- _PROBLEM STATEMENT_: Return a copy of every line in the records that includes the word "действий".
— start of RECORDS PROVIDED —
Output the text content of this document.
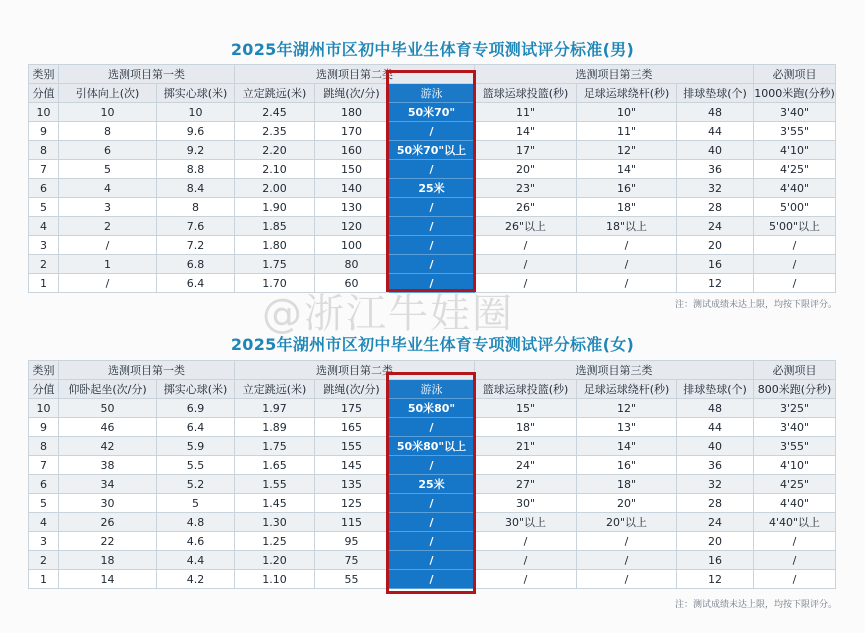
2025年湖州市区初中毕业生体育专项测试评分标准(男)
类别	选测项目第一类		选测项目第二类			选测项目第三类			必测项目
分值	引体向上(次)	掷实心球(米)	立定跳远(米)	跳绳(次/分)	游泳	篮球运球投篮(秒)	足球运球绕杆(秒)	排球垫球(个)	1000米跑(分秒)
10	10	10	2.45	180	50米70"	11"	10"	48	3'40"
9	8	9.6	2.35	170	/	14"	11"	44	3'55"
8	6	9.2	2.20	160	50米70"以上	17"	12"	40	4'10"
7	5	8.8	2.10	150	/	20"	14"	36	4'25"
6	4	8.4	2.00	140	25米	23"	16"	32	4'40"
5	3	8	1.90	130	/	26"	18"	28	5'00"
4	2	7.6	1.85	120	/	26"以上	18"以上	24	5'00"以上
3	/	7.2	1.80	100	/	/	/	20	/
2	1	6.8	1.75	80	/	/	/	16	/
1	/	6.4	1.70	60	/	/	/	12	/
注：测试成绩未达上限，均按下限评分。
2025年湖州市区初中毕业生体育专项测试评分标准(女)
类别	选测项目第一类		选测项目第二类			选测项目第三类			必测项目
分值	仰卧起坐(次/分)	掷实心球(米)	立定跳远(米)	跳绳(次/分)	游泳	篮球运球投篮(秒)	足球运球绕杆(秒)	排球垫球(个)	800米跑(分秒)
10	50	6.9	1.97	175	50米80"	15"	12"	48	3'25"
9	46	6.4	1.89	165	/	18"	13"	44	3'40"
8	42	5.9	1.75	155	50米80"以上	21"	14"	40	3'55"
7	38	5.5	1.65	145	/	24"	16"	36	4'10"
6	34	5.2	1.55	135	25米	27"	18"	32	4'25"
5	30	5	1.45	125	/	30"	20"	28	4'40"
4	26	4.8	1.30	115	/	30"以上	20"以上	24	4'40"以上
3	22	4.6	1.25	95	/	/	/	20	/
2	18	4.4	1.20	75	/	/	/	16	/
1	14	4.2	1.10	55	/	/	/	12	/
注：测试成绩未达上限，均按下限评分。
@浙江牛娃圈
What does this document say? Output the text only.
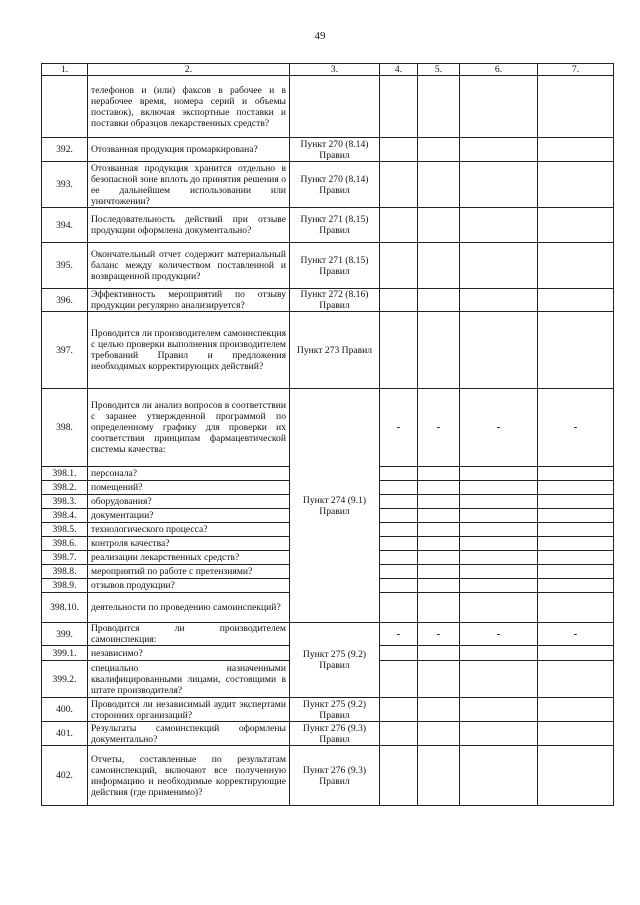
49
1.	2.	3.	4.	5.	6.	7.
	телефонов и (или) факсов в рабочее и в нерабочее время, номера серий и объемы поставок), включая экспортные поставки и поставки образцов лекарственных средств?					
392.	Отозванная продукция промаркирована?	Пункт 270 (8.14) Правил				
393.	Отозванная продукция хранится отдельно в безопасной зоне вплоть до принятия решения о ее дальнейшем использовании или уничтожении?	Пункт 270 (8.14) Правил				
394.	Последовательность действий при отзыве продукции оформлена документально?	Пункт 271 (8.15) Правил				
395.	Окончательный отчет содержит материальный баланс между количеством поставленной и возвращенной продукции?	Пункт 271 (8.15) Правил				
396.	Эффективность мероприятий по отзыву продукции регулярно анализируется?	Пункт 272 (8.16) Правил				
397.	Проводится ли производителем самоинспекция с целью проверки выполнения производителем требований Правил и предложения необходимых корректирующих действий?	Пункт 273 Правил				
398.	Проводится ли анализ вопросов в соответствии с заранее утвержденной программой по определенному графику для проверки их соответствия принципам фармацевтической системы качества:	Пункт 274 (9.1) Правил	-	-	-	-
398.1.	персонала?					
398.2.	помещений?					
398.3.	оборудования?					
398.4.	документации?					
398.5.	технологического процесса?					
398.6.	контроля качества?					
398.7.	реализации лекарственных средств?					
398.8.	мероприятий по работе с претензиями?					
398.9.	отзывов продукции?					
398.10.	деятельности по проведению самоинспекций?					
399.	Проводится ли производителем самоинспекция:	Пункт 275 (9.2) Правил	-	-	-	-
399.1.	независимо?					
399.2.	специально назначенными квалифицированными лицами, состоящими в штате производителя?					
400.	Проводится ли независимый аудит экспертами сторонних организаций?	Пункт 275 (9.2) Правил				
401.	Результаты самоинспекций оформлены документально?	Пункт 276 (9.3) Правил				
402.	Отчеты, составленные по результатам самоинспекций, включают все полученную информацию и необходимые корректирующие действия (где применимо)?	Пункт 276 (9.3) Правил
— end of RECORDS PROVIDED —
- _SOLVED PROBLEM_:
394.	Последовательность действий при отзыве продукции оформлена документально?	Пункт 271 (8.15) Правил				
397.	Проводится ли производителем самоинспекция с целью проверки выполнения производителем требований Правил и предложения необходимых корректирующих действий?	Пункт 273 Правил				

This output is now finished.